AIM → Lines containing the word "school" are the ones to copy from the records below.

☆ ☆ ☆ ☆ ☆ ☆ ☆

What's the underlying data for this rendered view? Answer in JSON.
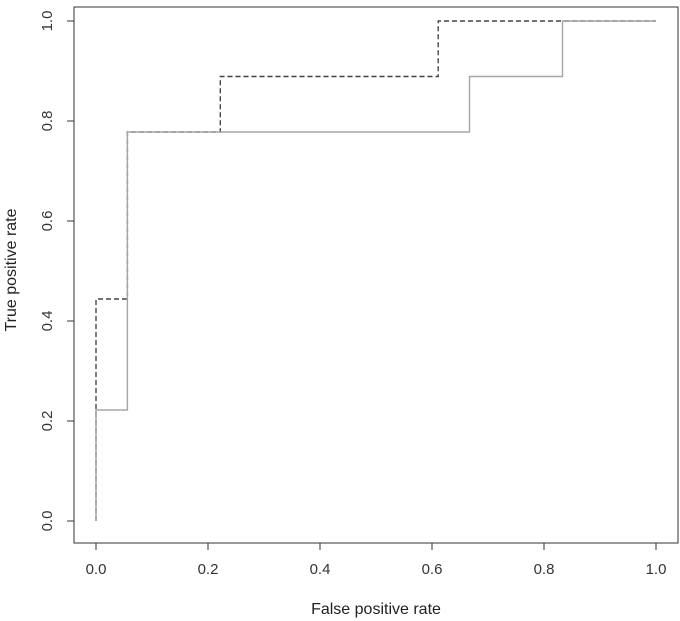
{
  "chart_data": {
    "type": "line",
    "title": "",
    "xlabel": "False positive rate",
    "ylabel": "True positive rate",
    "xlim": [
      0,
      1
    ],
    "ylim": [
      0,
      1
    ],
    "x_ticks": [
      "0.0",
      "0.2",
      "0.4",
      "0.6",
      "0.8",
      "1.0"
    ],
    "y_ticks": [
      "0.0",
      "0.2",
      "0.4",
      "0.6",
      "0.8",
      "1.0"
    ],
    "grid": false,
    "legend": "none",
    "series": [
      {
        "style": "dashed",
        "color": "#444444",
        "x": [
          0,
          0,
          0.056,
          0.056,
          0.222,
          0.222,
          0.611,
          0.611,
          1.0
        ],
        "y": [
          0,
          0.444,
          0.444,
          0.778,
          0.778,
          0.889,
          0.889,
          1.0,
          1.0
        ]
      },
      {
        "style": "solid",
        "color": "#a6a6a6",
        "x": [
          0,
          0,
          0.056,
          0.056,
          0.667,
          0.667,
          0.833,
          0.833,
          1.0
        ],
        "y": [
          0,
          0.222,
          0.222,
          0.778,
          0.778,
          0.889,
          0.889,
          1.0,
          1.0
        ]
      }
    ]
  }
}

☆ ☆ ☆ ☆ ☆ ☆ ☆

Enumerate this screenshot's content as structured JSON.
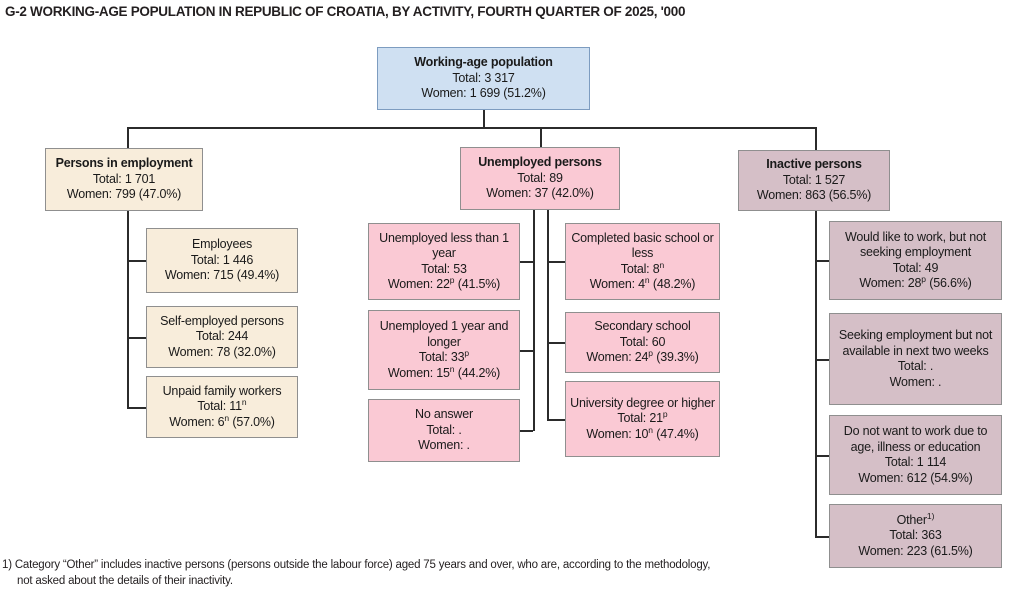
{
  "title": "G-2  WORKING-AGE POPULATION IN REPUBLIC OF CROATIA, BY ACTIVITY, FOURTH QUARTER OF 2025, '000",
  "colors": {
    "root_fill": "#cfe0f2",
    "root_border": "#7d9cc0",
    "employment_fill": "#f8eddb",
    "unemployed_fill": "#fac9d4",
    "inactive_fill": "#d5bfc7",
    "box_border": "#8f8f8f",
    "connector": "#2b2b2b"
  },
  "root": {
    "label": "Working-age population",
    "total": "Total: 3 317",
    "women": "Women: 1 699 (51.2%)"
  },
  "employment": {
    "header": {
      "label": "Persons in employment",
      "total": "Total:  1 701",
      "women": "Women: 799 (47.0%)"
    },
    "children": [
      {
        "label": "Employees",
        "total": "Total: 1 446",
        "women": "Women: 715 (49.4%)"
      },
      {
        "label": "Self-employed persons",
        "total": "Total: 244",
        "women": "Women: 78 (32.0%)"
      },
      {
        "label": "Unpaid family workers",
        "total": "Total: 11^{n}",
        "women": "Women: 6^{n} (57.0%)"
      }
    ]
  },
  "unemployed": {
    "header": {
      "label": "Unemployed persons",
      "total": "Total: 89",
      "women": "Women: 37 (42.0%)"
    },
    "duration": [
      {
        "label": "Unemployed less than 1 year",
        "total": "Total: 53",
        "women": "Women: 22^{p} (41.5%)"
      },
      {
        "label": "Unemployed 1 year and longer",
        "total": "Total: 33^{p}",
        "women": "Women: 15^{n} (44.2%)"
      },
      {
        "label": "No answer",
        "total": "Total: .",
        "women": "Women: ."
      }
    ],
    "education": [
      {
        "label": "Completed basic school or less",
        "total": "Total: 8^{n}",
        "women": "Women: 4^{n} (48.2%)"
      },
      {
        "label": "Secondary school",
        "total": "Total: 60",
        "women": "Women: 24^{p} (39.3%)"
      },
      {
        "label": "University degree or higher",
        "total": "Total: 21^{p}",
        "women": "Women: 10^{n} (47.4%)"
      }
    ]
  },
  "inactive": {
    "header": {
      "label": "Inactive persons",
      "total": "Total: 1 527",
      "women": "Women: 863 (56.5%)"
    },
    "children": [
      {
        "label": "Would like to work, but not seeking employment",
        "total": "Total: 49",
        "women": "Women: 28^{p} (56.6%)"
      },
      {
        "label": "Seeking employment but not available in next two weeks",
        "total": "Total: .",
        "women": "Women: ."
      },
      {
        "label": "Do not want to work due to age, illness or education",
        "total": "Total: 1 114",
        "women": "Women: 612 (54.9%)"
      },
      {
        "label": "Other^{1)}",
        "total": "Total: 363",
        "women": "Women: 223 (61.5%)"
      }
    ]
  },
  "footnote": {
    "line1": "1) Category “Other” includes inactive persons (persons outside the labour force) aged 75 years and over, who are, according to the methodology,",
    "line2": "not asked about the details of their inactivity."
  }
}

☆ ☆ ☆ ☆ ☆ ☆ ☆

SOLUTION TO THIS TASK →
        "label": "Completed basic school or less",
        "label": "Secondary school",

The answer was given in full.